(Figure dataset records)

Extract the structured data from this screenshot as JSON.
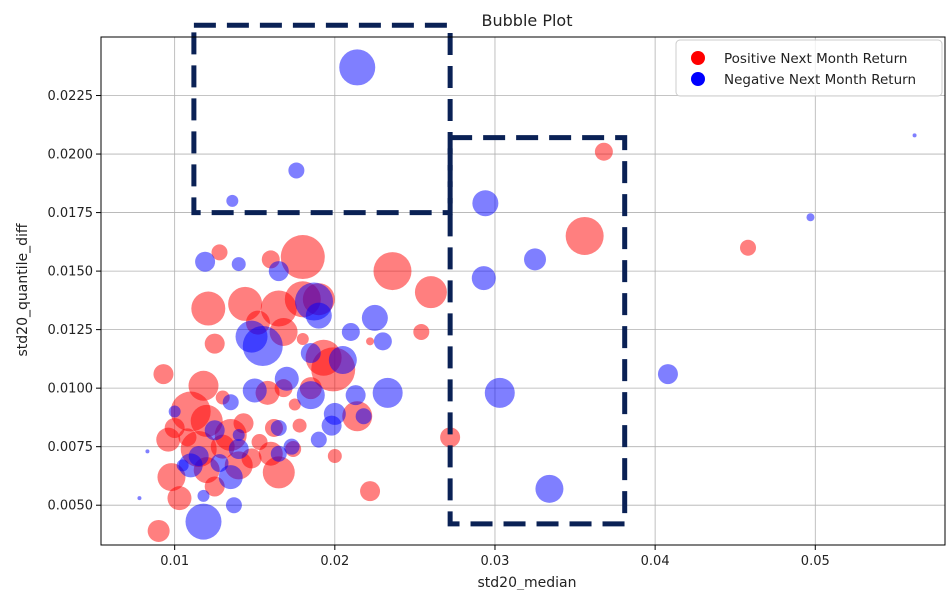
{
  "chart_data": {
    "type": "scatter",
    "title": "Bubble Plot",
    "xlabel": "std20_median",
    "ylabel": "std20_quantile_diff",
    "xlim": [
      0.0054,
      0.0581
    ],
    "ylim": [
      0.0033,
      0.025
    ],
    "xticks": [
      0.01,
      0.02,
      0.03,
      0.04,
      0.05
    ],
    "xtick_labels": [
      "0.01",
      "0.02",
      "0.03",
      "0.04",
      "0.05"
    ],
    "yticks": [
      0.005,
      0.0075,
      0.01,
      0.0125,
      0.015,
      0.0175,
      0.02,
      0.0225
    ],
    "ytick_labels": [
      "0.0050",
      "0.0075",
      "0.0100",
      "0.0125",
      "0.0150",
      "0.0175",
      "0.0200",
      "0.0225"
    ],
    "grid": true,
    "legend": {
      "placement": "top-right",
      "entries": [
        {
          "label": "Positive Next Month Return",
          "color": "#ff0000"
        },
        {
          "label": "Negative Next Month Return",
          "color": "#0000ff"
        }
      ]
    },
    "colors": {
      "positive": "#ff0000",
      "negative": "#0000ff",
      "annotation": "#0a2155"
    },
    "annotations": [
      {
        "type": "dashed-rectangle",
        "x": [
          0.0112,
          0.0272
        ],
        "y": [
          0.0175,
          0.0255
        ]
      },
      {
        "type": "dashed-rectangle",
        "x": [
          0.0272,
          0.0381
        ],
        "y": [
          0.0042,
          0.0207
        ]
      }
    ],
    "series": [
      {
        "name": "Positive Next Month Return",
        "color": "#ff0000",
        "points": [
          [
            0.0368,
            0.0201,
            9
          ],
          [
            0.0356,
            0.0165,
            19
          ],
          [
            0.0458,
            0.016,
            8
          ],
          [
            0.0236,
            0.015,
            19
          ],
          [
            0.018,
            0.0156,
            22
          ],
          [
            0.016,
            0.0155,
            9
          ],
          [
            0.0128,
            0.0158,
            8
          ],
          [
            0.026,
            0.0141,
            16
          ],
          [
            0.0121,
            0.0134,
            17
          ],
          [
            0.0144,
            0.0136,
            17
          ],
          [
            0.0165,
            0.0134,
            18
          ],
          [
            0.019,
            0.0138,
            16
          ],
          [
            0.018,
            0.0138,
            18
          ],
          [
            0.0152,
            0.0128,
            12
          ],
          [
            0.0168,
            0.0124,
            14
          ],
          [
            0.0254,
            0.0124,
            8
          ],
          [
            0.0125,
            0.0119,
            10
          ],
          [
            0.0222,
            0.012,
            4
          ],
          [
            0.0199,
            0.0108,
            22
          ],
          [
            0.0193,
            0.0113,
            18
          ],
          [
            0.0093,
            0.0106,
            10
          ],
          [
            0.0118,
            0.0101,
            15
          ],
          [
            0.0185,
            0.01,
            11
          ],
          [
            0.0168,
            0.01,
            9
          ],
          [
            0.0158,
            0.0098,
            12
          ],
          [
            0.013,
            0.0096,
            7
          ],
          [
            0.011,
            0.009,
            20
          ],
          [
            0.01,
            0.0083,
            10
          ],
          [
            0.0096,
            0.0078,
            12
          ],
          [
            0.012,
            0.0086,
            16
          ],
          [
            0.0143,
            0.0085,
            10
          ],
          [
            0.0178,
            0.0084,
            7
          ],
          [
            0.0162,
            0.0083,
            9
          ],
          [
            0.0115,
            0.0074,
            18
          ],
          [
            0.013,
            0.0075,
            12
          ],
          [
            0.014,
            0.0067,
            14
          ],
          [
            0.016,
            0.0072,
            12
          ],
          [
            0.0148,
            0.007,
            10
          ],
          [
            0.012,
            0.0065,
            13
          ],
          [
            0.0165,
            0.0064,
            16
          ],
          [
            0.0174,
            0.0074,
            8
          ],
          [
            0.0098,
            0.0062,
            14
          ],
          [
            0.0125,
            0.0058,
            10
          ],
          [
            0.0103,
            0.0053,
            12
          ],
          [
            0.009,
            0.0039,
            11
          ],
          [
            0.0214,
            0.0088,
            15
          ],
          [
            0.02,
            0.0071,
            7
          ],
          [
            0.0222,
            0.0056,
            10
          ],
          [
            0.0272,
            0.0079,
            10
          ],
          [
            0.0135,
            0.008,
            16
          ],
          [
            0.0108,
            0.0079,
            9
          ],
          [
            0.0153,
            0.0077,
            8
          ],
          [
            0.0175,
            0.0093,
            6
          ],
          [
            0.018,
            0.0121,
            6
          ]
        ]
      },
      {
        "name": "Negative Next Month Return",
        "color": "#0000ff",
        "points": [
          [
            0.0214,
            0.0237,
            18
          ],
          [
            0.0176,
            0.0193,
            8
          ],
          [
            0.0136,
            0.018,
            6
          ],
          [
            0.0294,
            0.0179,
            13
          ],
          [
            0.0325,
            0.0155,
            11
          ],
          [
            0.0293,
            0.0147,
            12
          ],
          [
            0.0497,
            0.0173,
            4
          ],
          [
            0.0562,
            0.0208,
            2
          ],
          [
            0.0408,
            0.0106,
            10
          ],
          [
            0.0303,
            0.0098,
            15
          ],
          [
            0.0334,
            0.0057,
            14
          ],
          [
            0.0119,
            0.0154,
            10
          ],
          [
            0.014,
            0.0153,
            7
          ],
          [
            0.0165,
            0.015,
            10
          ],
          [
            0.0187,
            0.0137,
            19
          ],
          [
            0.019,
            0.0131,
            13
          ],
          [
            0.0225,
            0.013,
            13
          ],
          [
            0.021,
            0.0124,
            9
          ],
          [
            0.023,
            0.012,
            9
          ],
          [
            0.0148,
            0.0122,
            16
          ],
          [
            0.0155,
            0.0118,
            20
          ],
          [
            0.0185,
            0.0115,
            10
          ],
          [
            0.0205,
            0.0112,
            14
          ],
          [
            0.017,
            0.0104,
            12
          ],
          [
            0.0185,
            0.0097,
            14
          ],
          [
            0.015,
            0.0099,
            12
          ],
          [
            0.0135,
            0.0094,
            8
          ],
          [
            0.0213,
            0.0097,
            10
          ],
          [
            0.0233,
            0.0098,
            15
          ],
          [
            0.02,
            0.0089,
            11
          ],
          [
            0.0218,
            0.0088,
            8
          ],
          [
            0.0165,
            0.0083,
            8
          ],
          [
            0.0198,
            0.0084,
            10
          ],
          [
            0.019,
            0.0078,
            8
          ],
          [
            0.0125,
            0.0082,
            10
          ],
          [
            0.014,
            0.0074,
            10
          ],
          [
            0.0115,
            0.0071,
            10
          ],
          [
            0.0128,
            0.0068,
            9
          ],
          [
            0.011,
            0.0067,
            12
          ],
          [
            0.0173,
            0.0075,
            8
          ],
          [
            0.0165,
            0.0072,
            8
          ],
          [
            0.0135,
            0.0062,
            12
          ],
          [
            0.0137,
            0.005,
            8
          ],
          [
            0.0118,
            0.0054,
            6
          ],
          [
            0.0118,
            0.0043,
            18
          ],
          [
            0.0078,
            0.0053,
            2
          ],
          [
            0.0083,
            0.0073,
            2
          ],
          [
            0.0105,
            0.0067,
            6
          ],
          [
            0.014,
            0.008,
            6
          ],
          [
            0.01,
            0.009,
            6
          ]
        ]
      }
    ]
  }
}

Written problem:
Using the material above, set down every line exactly, but skip the pictures.

Task response:
Extract the structured data from this screenshot as JSON.
{
  "chart_data": {
    "type": "scatter",
    "title": "Bubble Plot",
    "xlabel": "std20_median",
    "ylabel": "std20_quantile_diff",
    "xlim": [
      0.0054,
      0.0581
    ],
    "ylim": [
      0.0033,
      0.025
    ],
    "xticks": [
      0.01,
      0.02,
      0.03,
      0.04,
      0.05
    ],
    "xtick_labels": [
      "0.01",
      "0.02",
      "0.03",
      "0.04",
      "0.05"
    ],
    "yticks": [
      0.005,
      0.0075,
      0.01,
      0.0125,
      0.015,
      0.0175,
      0.02,
      0.0225
    ],
    "ytick_labels": [
      "0.0050",
      "0.0075",
      "0.0100",
      "0.0125",
      "0.0150",
      "0.0175",
      "0.0200",
      "0.0225"
    ],
    "grid": true,
    "legend": {
      "placement": "top-right",
      "entries": [
        {
          "label": "Positive Next Month Return",
          "color": "#ff0000"
        },
        {
          "label": "Negative Next Month Return",
          "color": "#0000ff"
        }
      ]
    },
    "colors": {
      "positive": "#ff0000",
      "negative": "#0000ff",
      "annotation": "#0a2155"
    },
    "annotations": [
      {
        "type": "dashed-rectangle",
        "x": [
          0.0112,
          0.0272
        ],
        "y": [
          0.0175,
          0.0255
        ]
      },
      {
        "type": "dashed-rectangle",
        "x": [
          0.0272,
          0.0381
        ],
        "y": [
          0.0042,
          0.0207
        ]
      }
    ],
    "series": [
      {
        "name": "Positive Next Month Return",
        "color": "#ff0000",
        "points": [
          [
            0.0368,
            0.0201,
            9
          ],
          [
            0.0356,
            0.0165,
            19
          ],
          [
            0.0458,
            0.016,
            8
          ],
          [
            0.0236,
            0.015,
            19
          ],
          [
            0.018,
            0.0156,
            22
          ],
          [
            0.016,
            0.0155,
            9
          ],
          [
            0.0128,
            0.0158,
            8
          ],
          [
            0.026,
            0.0141,
            16
          ],
          [
            0.0121,
            0.0134,
            17
          ],
          [
            0.0144,
            0.0136,
            17
          ],
          [
            0.0165,
            0.0134,
            18
          ],
          [
            0.019,
            0.0138,
            16
          ],
          [
            0.018,
            0.0138,
            18
          ],
          [
            0.0152,
            0.0128,
            12
          ],
          [
            0.0168,
            0.0124,
            14
          ],
          [
            0.0254,
            0.0124,
            8
          ],
          [
            0.0125,
            0.0119,
            10
          ],
          [
            0.0222,
            0.012,
            4
          ],
          [
            0.0199,
            0.0108,
            22
          ],
          [
            0.0193,
            0.0113,
            18
          ],
          [
            0.0093,
            0.0106,
            10
          ],
          [
            0.0118,
            0.0101,
            15
          ],
          [
            0.0185,
            0.01,
            11
          ],
          [
            0.0168,
            0.01,
            9
          ],
          [
            0.0158,
            0.0098,
            12
          ],
          [
            0.013,
            0.0096,
            7
          ],
          [
            0.011,
            0.009,
            20
          ],
          [
            0.01,
            0.0083,
            10
          ],
          [
            0.0096,
            0.0078,
            12
          ],
          [
            0.012,
            0.0086,
            16
          ],
          [
            0.0143,
            0.0085,
            10
          ],
          [
            0.0178,
            0.0084,
            7
          ],
          [
            0.0162,
            0.0083,
            9
          ],
          [
            0.0115,
            0.0074,
            18
          ],
          [
            0.013,
            0.0075,
            12
          ],
          [
            0.014,
            0.0067,
            14
          ],
          [
            0.016,
            0.0072,
            12
          ],
          [
            0.0148,
            0.007,
            10
          ],
          [
            0.012,
            0.0065,
            13
          ],
          [
            0.0165,
            0.0064,
            16
          ],
          [
            0.0174,
            0.0074,
            8
          ],
          [
            0.0098,
            0.0062,
            14
          ],
          [
            0.0125,
            0.0058,
            10
          ],
          [
            0.0103,
            0.0053,
            12
          ],
          [
            0.009,
            0.0039,
            11
          ],
          [
            0.0214,
            0.0088,
            15
          ],
          [
            0.02,
            0.0071,
            7
          ],
          [
            0.0222,
            0.0056,
            10
          ],
          [
            0.0272,
            0.0079,
            10
          ],
          [
            0.0135,
            0.008,
            16
          ],
          [
            0.0108,
            0.0079,
            9
          ],
          [
            0.0153,
            0.0077,
            8
          ],
          [
            0.0175,
            0.0093,
            6
          ],
          [
            0.018,
            0.0121,
            6
          ]
        ]
      },
      {
        "name": "Negative Next Month Return",
        "color": "#0000ff",
        "points": [
          [
            0.0214,
            0.0237,
            18
          ],
          [
            0.0176,
            0.0193,
            8
          ],
          [
            0.0136,
            0.018,
            6
          ],
          [
            0.0294,
            0.0179,
            13
          ],
          [
            0.0325,
            0.0155,
            11
          ],
          [
            0.0293,
            0.0147,
            12
          ],
          [
            0.0497,
            0.0173,
            4
          ],
          [
            0.0562,
            0.0208,
            2
          ],
          [
            0.0408,
            0.0106,
            10
          ],
          [
            0.0303,
            0.0098,
            15
          ],
          [
            0.0334,
            0.0057,
            14
          ],
          [
            0.0119,
            0.0154,
            10
          ],
          [
            0.014,
            0.0153,
            7
          ],
          [
            0.0165,
            0.015,
            10
          ],
          [
            0.0187,
            0.0137,
            19
          ],
          [
            0.019,
            0.0131,
            13
          ],
          [
            0.0225,
            0.013,
            13
          ],
          [
            0.021,
            0.0124,
            9
          ],
          [
            0.023,
            0.012,
            9
          ],
          [
            0.0148,
            0.0122,
            16
          ],
          [
            0.0155,
            0.0118,
            20
          ],
          [
            0.0185,
            0.0115,
            10
          ],
          [
            0.0205,
            0.0112,
            14
          ],
          [
            0.017,
            0.0104,
            12
          ],
          [
            0.0185,
            0.0097,
            14
          ],
          [
            0.015,
            0.0099,
            12
          ],
          [
            0.0135,
            0.0094,
            8
          ],
          [
            0.0213,
            0.0097,
            10
          ],
          [
            0.0233,
            0.0098,
            15
          ],
          [
            0.02,
            0.0089,
            11
          ],
          [
            0.0218,
            0.0088,
            8
          ],
          [
            0.0165,
            0.0083,
            8
          ],
          [
            0.0198,
            0.0084,
            10
          ],
          [
            0.019,
            0.0078,
            8
          ],
          [
            0.0125,
            0.0082,
            10
          ],
          [
            0.014,
            0.0074,
            10
          ],
          [
            0.0115,
            0.0071,
            10
          ],
          [
            0.0128,
            0.0068,
            9
          ],
          [
            0.011,
            0.0067,
            12
          ],
          [
            0.0173,
            0.0075,
            8
          ],
          [
            0.0165,
            0.0072,
            8
          ],
          [
            0.0135,
            0.0062,
            12
          ],
          [
            0.0137,
            0.005,
            8
          ],
          [
            0.0118,
            0.0054,
            6
          ],
          [
            0.0118,
            0.0043,
            18
          ],
          [
            0.0078,
            0.0053,
            2
          ],
          [
            0.0083,
            0.0073,
            2
          ],
          [
            0.0105,
            0.0067,
            6
          ],
          [
            0.014,
            0.008,
            6
          ],
          [
            0.01,
            0.009,
            6
          ]
        ]
      }
    ]
  }
}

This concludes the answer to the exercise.